- **REQUIREMENT**
Determine how many lines of the records include "this", and answer with the number alone.

Figure record listings
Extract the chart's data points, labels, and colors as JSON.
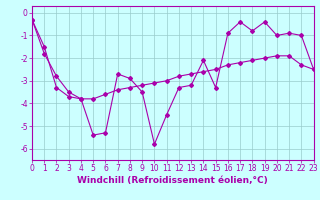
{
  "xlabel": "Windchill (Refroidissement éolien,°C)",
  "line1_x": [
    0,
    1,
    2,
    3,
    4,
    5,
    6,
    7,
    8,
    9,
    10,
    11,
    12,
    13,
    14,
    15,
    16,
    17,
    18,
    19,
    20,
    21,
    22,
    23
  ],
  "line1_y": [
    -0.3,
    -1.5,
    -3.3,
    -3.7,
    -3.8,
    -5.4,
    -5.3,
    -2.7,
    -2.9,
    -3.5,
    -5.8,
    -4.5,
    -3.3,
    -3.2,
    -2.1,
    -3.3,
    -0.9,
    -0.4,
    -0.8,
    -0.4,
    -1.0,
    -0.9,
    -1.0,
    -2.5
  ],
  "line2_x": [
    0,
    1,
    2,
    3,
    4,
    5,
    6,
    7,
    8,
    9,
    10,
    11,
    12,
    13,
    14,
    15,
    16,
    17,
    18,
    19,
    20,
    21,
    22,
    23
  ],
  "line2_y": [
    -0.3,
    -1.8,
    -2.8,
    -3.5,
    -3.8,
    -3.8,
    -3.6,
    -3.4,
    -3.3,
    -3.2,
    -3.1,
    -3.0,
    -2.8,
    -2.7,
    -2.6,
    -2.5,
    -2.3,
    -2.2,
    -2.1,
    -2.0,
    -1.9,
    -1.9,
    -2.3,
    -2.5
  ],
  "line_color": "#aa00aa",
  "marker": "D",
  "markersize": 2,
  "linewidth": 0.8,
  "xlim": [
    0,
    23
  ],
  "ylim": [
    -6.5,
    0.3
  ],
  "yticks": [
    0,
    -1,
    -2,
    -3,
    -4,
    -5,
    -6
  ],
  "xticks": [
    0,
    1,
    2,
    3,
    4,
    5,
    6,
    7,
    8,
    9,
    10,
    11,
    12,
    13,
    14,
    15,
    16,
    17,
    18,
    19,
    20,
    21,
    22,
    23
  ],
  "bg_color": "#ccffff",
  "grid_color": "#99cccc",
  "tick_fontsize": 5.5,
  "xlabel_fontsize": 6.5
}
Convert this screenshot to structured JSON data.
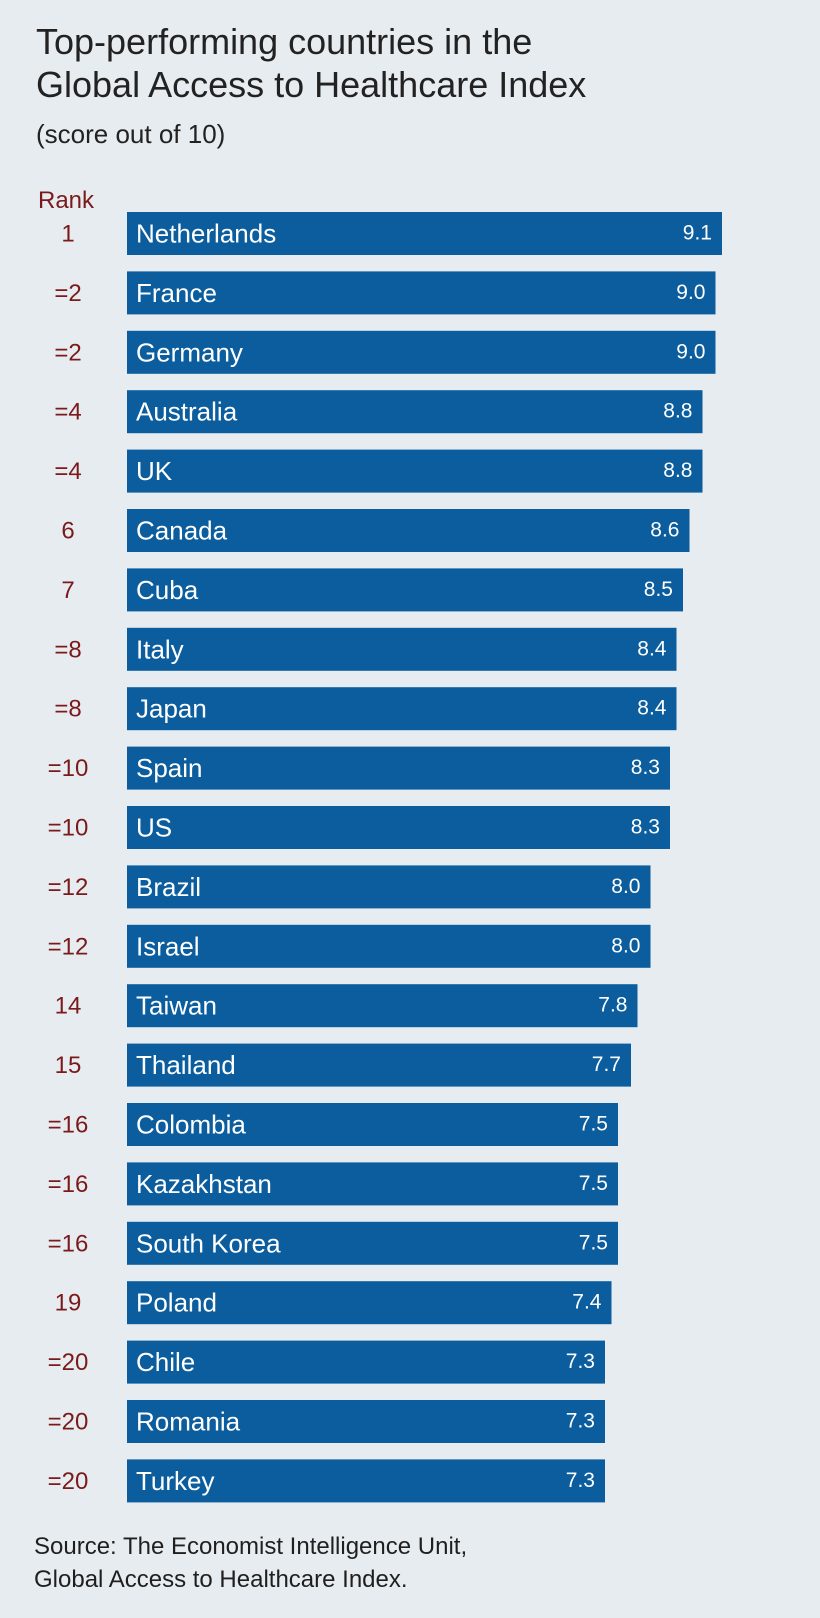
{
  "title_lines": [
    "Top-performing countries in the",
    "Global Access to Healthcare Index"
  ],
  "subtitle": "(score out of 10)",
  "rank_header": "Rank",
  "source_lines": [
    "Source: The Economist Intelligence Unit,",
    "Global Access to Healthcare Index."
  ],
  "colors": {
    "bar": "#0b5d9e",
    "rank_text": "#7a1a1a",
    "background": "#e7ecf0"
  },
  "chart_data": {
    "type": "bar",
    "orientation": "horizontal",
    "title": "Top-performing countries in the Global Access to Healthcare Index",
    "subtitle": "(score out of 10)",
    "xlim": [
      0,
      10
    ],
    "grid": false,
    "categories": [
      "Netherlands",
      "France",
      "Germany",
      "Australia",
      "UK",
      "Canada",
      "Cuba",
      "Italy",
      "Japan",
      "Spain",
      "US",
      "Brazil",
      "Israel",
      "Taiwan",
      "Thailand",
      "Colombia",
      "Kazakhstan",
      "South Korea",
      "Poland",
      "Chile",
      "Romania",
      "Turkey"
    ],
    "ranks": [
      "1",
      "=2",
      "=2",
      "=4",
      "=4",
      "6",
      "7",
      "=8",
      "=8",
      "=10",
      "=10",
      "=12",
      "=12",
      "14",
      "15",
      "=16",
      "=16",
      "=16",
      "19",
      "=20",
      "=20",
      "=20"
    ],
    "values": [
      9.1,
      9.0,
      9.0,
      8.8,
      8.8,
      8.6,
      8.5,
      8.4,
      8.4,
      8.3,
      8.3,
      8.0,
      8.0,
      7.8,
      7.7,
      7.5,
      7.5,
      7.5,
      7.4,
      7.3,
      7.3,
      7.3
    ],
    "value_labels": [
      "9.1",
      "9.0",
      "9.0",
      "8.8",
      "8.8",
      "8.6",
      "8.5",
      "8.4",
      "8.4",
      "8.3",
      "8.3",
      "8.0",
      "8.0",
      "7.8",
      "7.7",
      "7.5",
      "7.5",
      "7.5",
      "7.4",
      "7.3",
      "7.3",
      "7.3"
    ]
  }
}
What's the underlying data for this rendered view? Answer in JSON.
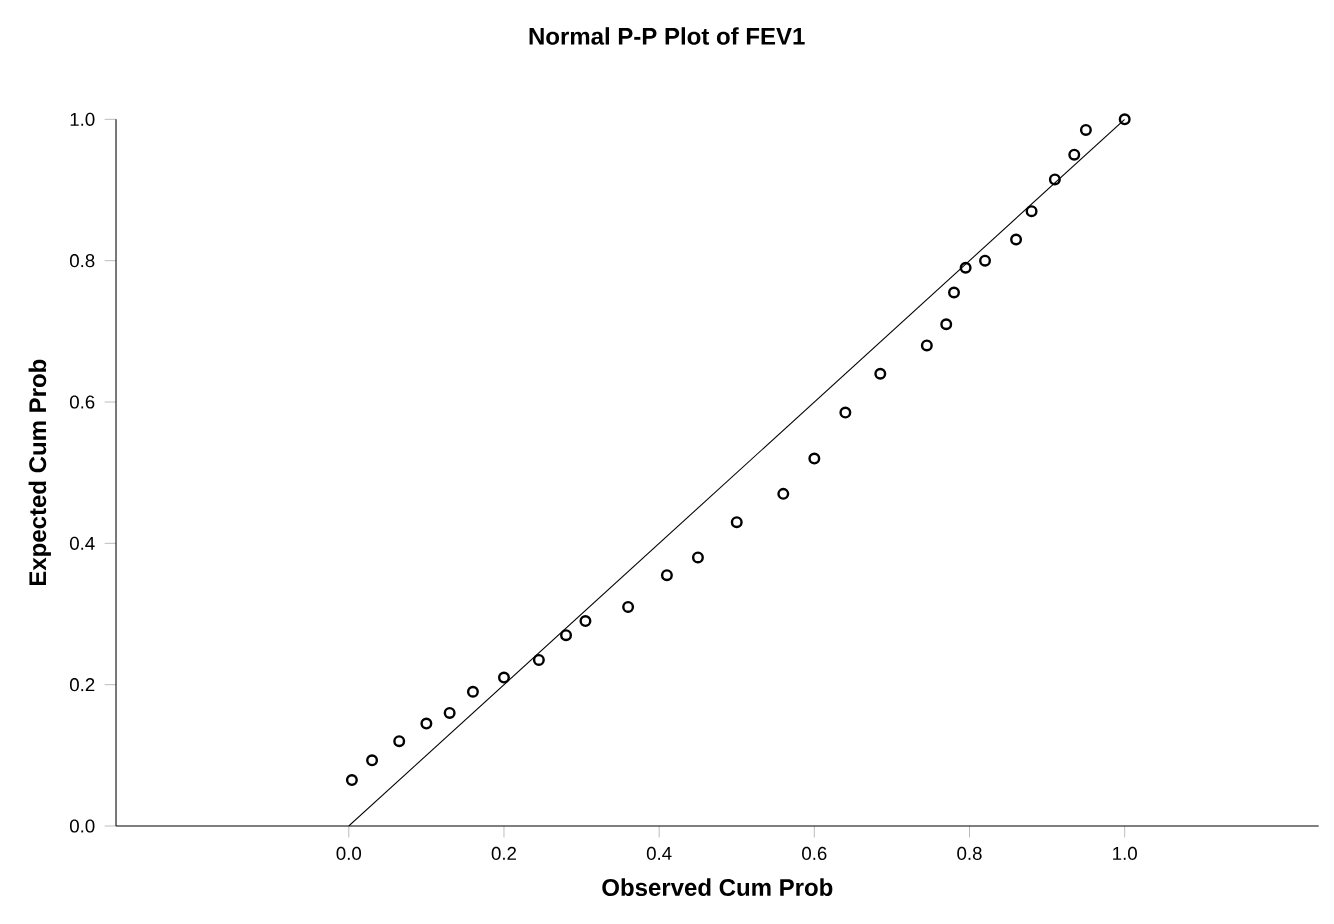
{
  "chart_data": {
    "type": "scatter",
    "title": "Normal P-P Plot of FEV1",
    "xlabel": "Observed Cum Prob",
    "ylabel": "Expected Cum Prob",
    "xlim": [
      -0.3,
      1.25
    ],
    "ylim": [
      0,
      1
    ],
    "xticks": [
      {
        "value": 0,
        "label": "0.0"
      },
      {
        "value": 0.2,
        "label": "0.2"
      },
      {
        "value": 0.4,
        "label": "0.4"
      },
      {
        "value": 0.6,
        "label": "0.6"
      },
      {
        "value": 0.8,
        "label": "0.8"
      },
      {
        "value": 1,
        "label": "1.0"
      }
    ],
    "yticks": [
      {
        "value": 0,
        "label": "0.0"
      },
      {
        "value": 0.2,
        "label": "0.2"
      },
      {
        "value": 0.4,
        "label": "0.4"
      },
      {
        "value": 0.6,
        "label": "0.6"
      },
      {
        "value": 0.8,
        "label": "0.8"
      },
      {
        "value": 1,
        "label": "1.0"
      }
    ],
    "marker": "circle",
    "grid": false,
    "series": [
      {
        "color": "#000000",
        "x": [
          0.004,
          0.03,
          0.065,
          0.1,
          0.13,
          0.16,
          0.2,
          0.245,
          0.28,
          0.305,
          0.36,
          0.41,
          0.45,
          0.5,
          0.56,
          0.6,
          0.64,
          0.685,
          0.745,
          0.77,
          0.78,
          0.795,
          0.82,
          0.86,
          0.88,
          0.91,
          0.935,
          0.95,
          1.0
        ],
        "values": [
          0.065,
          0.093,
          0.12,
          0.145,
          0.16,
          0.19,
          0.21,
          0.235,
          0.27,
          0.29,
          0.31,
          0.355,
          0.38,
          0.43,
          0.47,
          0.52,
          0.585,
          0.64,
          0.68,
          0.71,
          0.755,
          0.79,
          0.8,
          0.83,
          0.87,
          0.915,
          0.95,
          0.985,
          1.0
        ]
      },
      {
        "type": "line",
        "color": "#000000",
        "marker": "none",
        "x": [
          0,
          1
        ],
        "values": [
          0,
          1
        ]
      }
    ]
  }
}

--

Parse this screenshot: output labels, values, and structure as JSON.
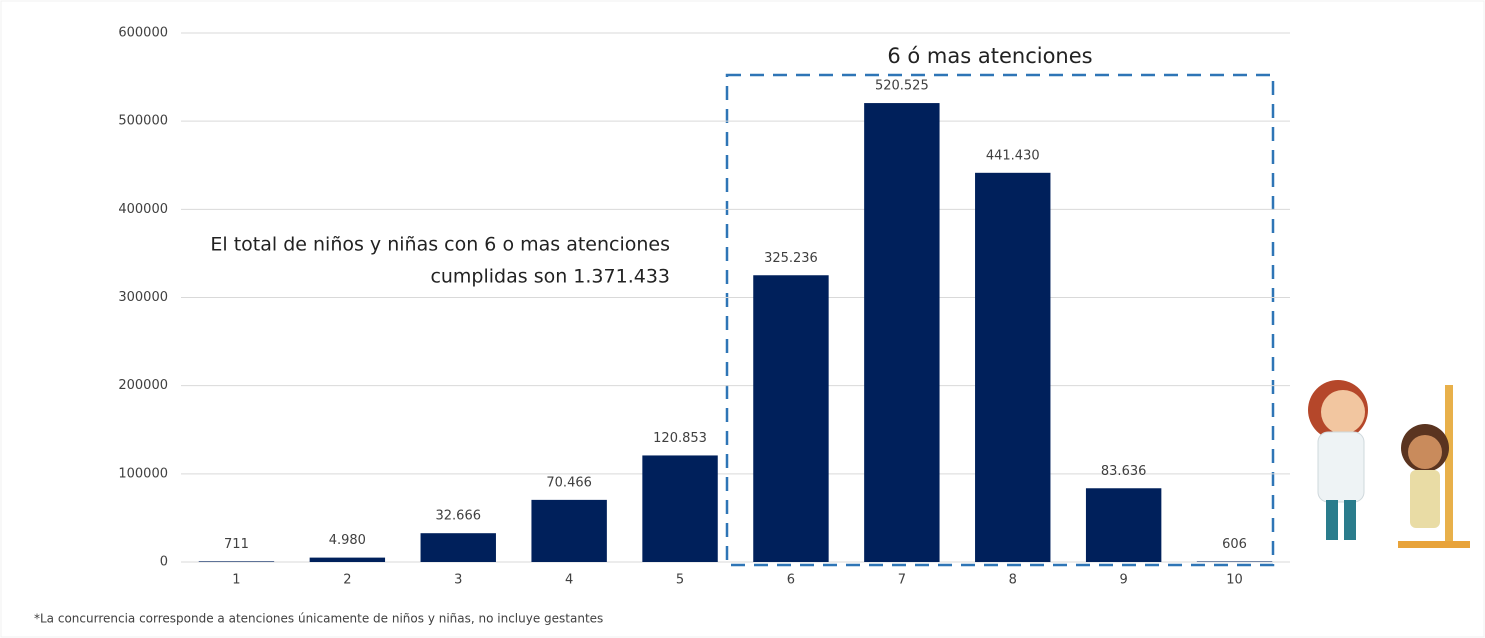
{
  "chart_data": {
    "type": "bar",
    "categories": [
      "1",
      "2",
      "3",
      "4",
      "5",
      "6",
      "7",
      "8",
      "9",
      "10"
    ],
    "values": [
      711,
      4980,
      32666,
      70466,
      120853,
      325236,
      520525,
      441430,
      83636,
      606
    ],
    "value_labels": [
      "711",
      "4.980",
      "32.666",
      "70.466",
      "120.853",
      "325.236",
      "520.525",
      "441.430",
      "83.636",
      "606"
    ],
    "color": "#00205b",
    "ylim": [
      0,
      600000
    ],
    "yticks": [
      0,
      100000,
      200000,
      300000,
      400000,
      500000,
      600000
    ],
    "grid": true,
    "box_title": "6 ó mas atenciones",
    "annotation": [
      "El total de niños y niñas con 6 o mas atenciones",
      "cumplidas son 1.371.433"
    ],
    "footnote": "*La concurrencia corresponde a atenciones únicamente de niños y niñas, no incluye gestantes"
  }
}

- **REPLY**
3